*Exercise goal*. Output the material beneath exactly, leaving nothing out.

Lines of data
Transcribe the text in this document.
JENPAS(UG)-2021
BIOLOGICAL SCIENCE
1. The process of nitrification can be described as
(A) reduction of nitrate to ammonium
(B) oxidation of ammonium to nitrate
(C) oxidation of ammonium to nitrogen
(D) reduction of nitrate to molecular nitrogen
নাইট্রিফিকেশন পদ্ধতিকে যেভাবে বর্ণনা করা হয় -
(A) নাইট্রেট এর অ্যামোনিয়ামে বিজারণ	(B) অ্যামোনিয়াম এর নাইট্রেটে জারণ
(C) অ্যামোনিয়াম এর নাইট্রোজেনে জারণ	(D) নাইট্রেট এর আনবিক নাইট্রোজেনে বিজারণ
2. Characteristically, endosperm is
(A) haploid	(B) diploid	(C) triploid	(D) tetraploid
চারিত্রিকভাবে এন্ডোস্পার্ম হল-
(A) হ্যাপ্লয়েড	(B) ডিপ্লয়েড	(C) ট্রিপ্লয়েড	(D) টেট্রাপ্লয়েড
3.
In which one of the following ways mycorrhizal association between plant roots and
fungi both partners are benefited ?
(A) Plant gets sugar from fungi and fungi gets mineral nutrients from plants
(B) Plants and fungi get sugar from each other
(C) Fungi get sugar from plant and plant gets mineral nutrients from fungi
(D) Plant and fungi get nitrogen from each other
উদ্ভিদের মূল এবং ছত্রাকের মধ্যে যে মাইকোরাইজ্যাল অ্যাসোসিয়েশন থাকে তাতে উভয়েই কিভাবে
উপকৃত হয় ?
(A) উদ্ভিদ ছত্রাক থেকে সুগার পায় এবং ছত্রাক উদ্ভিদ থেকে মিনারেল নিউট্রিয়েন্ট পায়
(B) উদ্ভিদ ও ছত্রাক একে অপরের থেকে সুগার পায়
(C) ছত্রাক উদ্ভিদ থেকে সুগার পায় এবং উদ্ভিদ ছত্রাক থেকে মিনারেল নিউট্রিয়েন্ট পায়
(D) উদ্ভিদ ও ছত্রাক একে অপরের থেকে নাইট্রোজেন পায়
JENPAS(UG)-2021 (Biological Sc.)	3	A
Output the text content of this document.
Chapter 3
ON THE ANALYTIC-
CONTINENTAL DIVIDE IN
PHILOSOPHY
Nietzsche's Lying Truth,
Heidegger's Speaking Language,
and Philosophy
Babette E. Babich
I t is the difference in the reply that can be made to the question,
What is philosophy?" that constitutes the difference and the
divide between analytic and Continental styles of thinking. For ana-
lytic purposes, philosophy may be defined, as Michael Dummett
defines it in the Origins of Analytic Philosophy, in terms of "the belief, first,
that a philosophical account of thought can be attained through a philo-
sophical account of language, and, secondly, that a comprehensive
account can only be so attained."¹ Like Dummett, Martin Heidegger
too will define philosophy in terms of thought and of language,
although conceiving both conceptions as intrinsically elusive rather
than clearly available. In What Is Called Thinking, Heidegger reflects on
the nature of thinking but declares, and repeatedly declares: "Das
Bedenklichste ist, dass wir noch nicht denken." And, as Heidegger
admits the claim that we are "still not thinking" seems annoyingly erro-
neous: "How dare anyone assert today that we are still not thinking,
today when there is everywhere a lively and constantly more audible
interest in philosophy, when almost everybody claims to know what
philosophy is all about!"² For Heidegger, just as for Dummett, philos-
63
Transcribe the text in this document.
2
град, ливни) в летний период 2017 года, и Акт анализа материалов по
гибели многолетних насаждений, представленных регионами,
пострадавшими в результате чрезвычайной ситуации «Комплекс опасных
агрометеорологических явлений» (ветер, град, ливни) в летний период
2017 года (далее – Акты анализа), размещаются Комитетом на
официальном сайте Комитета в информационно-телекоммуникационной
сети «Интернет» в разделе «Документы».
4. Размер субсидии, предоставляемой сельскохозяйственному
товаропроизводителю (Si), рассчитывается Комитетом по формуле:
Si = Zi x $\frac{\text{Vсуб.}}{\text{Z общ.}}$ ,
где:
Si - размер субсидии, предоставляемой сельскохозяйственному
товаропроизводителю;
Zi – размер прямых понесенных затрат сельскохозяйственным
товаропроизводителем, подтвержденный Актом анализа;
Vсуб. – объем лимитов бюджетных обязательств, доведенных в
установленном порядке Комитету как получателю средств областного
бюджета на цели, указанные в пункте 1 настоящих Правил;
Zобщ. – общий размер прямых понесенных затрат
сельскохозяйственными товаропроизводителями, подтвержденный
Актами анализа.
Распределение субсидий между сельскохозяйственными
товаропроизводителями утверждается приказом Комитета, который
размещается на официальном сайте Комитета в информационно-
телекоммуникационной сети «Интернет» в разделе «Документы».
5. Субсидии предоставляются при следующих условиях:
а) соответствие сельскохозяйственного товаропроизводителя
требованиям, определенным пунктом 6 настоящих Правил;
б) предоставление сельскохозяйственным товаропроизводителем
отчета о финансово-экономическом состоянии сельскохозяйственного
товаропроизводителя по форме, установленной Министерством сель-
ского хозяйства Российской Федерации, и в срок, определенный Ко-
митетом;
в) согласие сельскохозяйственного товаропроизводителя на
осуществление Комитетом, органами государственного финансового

*The completed task*.
Transcribe the text in this document.
JENPAS(UG)-2021
BIOLOGICAL SCIENCE
1. The process of nitrification can be described as
(A) reduction of nitrate to ammonium
(B) oxidation of ammonium to nitrate
(C) oxidation of ammonium to nitrogen
(D) reduction of nitrate to molecular nitrogen
নাইট্রিফিকেশন পদ্ধতিকে যেভাবে বর্ণনা করা হয় -
(A) নাইট্রেট এর অ্যামোনিয়ামে বিজারণ	(B) অ্যামোনিয়াম এর নাইট্রেটে জারণ
(C) অ্যামোনিয়াম এর নাইট্রোজেনে জারণ	(D) নাইট্রেট এর আনবিক নাইট্রোজেনে বিজারণ
2. Characteristically, endosperm is
(A) haploid	(B) diploid	(C) triploid	(D) tetraploid
চারিত্রিকভাবে এন্ডোস্পার্ম হল-
(A) হ্যাপ্লয়েড	(B) ডিপ্লয়েড	(C) ট্রিপ্লয়েড	(D) টেট্রাপ্লয়েড
3.
In which one of the following ways mycorrhizal association between plant roots and
fungi both partners are benefited ?
(A) Plant gets sugar from fungi and fungi gets mineral nutrients from plants
(B) Plants and fungi get sugar from each other
(C) Fungi get sugar from plant and plant gets mineral nutrients from fungi
(D) Plant and fungi get nitrogen from each other
উদ্ভিদের মূল এবং ছত্রাকের মধ্যে যে মাইকোরাইজ্যাল অ্যাসোসিয়েশন থাকে তাতে উভয়েই কিভাবে
উপকৃত হয় ?
(A) উদ্ভিদ ছত্রাক থেকে সুগার পায় এবং ছত্রাক উদ্ভিদ থেকে মিনারেল নিউট্রিয়েন্ট পায়
(B) উদ্ভিদ ও ছত্রাক একে অপরের থেকে সুগার পায়
(C) ছত্রাক উদ্ভিদ থেকে সুগার পায় এবং উদ্ভিদ ছত্রাক থেকে মিনারেল নিউট্রিয়েন্ট পায়
(D) উদ্ভিদ ও ছত্রাক একে অপরের থেকে নাইট্রোজেন পায়
JENPAS(UG)-2021 (Biological Sc.)	3	A
Output the text content of this document.
Chapter 3
ON THE ANALYTIC-
CONTINENTAL DIVIDE IN
PHILOSOPHY
Nietzsche's Lying Truth,
Heidegger's Speaking Language,
and Philosophy
Babette E. Babich
I t is the difference in the reply that can be made to the question,
What is philosophy?" that constitutes the difference and the
divide between analytic and Continental styles of thinking. For ana-
lytic purposes, philosophy may be defined, as Michael Dummett
defines it in the Origins of Analytic Philosophy, in terms of "the belief, first,
that a philosophical account of thought can be attained through a philo-
sophical account of language, and, secondly, that a comprehensive
account can only be so attained."¹ Like Dummett, Martin Heidegger
too will define philosophy in terms of thought and of language,
although conceiving both conceptions as intrinsically elusive rather
than clearly available. In What Is Called Thinking, Heidegger reflects on
the nature of thinking but declares, and repeatedly declares: "Das
Bedenklichste ist, dass wir noch nicht denken." And, as Heidegger
admits the claim that we are "still not thinking" seems annoyingly erro-
neous: "How dare anyone assert today that we are still not thinking,
today when there is everywhere a lively and constantly more audible
interest in philosophy, when almost everybody claims to know what
philosophy is all about!"² For Heidegger, just as for Dummett, philos-
63
Transcribe the text in this document.
2
град, ливни) в летний период 2017 года, и Акт анализа материалов по
гибели многолетних насаждений, представленных регионами,
пострадавшими в результате чрезвычайной ситуации «Комплекс опасных
агрометеорологических явлений» (ветер, град, ливни) в летний период
2017 года (далее – Акты анализа), размещаются Комитетом на
официальном сайте Комитета в информационно-телекоммуникационной
сети «Интернет» в разделе «Документы».
4. Размер субсидии, предоставляемой сельскохозяйственному
товаропроизводителю (Si), рассчитывается Комитетом по формуле:
Si = Zi x $\frac{\text{Vсуб.}}{\text{Z общ.}}$ ,
где:
Si - размер субсидии, предоставляемой сельскохозяйственному
товаропроизводителю;
Zi – размер прямых понесенных затрат сельскохозяйственным
товаропроизводителем, подтвержденный Актом анализа;
Vсуб. – объем лимитов бюджетных обязательств, доведенных в
установленном порядке Комитету как получателю средств областного
бюджета на цели, указанные в пункте 1 настоящих Правил;
Zобщ. – общий размер прямых понесенных затрат
сельскохозяйственными товаропроизводителями, подтвержденный
Актами анализа.
Распределение субсидий между сельскохозяйственными
товаропроизводителями утверждается приказом Комитета, который
размещается на официальном сайте Комитета в информационно-
телекоммуникационной сети «Интернет» в разделе «Документы».
5. Субсидии предоставляются при следующих условиях:
а) соответствие сельскохозяйственного товаропроизводителя
требованиям, определенным пунктом 6 настоящих Правил;
б) предоставление сельскохозяйственным товаропроизводителем
отчета о финансово-экономическом состоянии сельскохозяйственного
товаропроизводителя по форме, установленной Министерством сель-
ского хозяйства Российской Федерации, и в срок, определенный Ко-
митетом;
в) согласие сельскохозяйственного товаропроизводителя на
осуществление Комитетом, органами государственного финансового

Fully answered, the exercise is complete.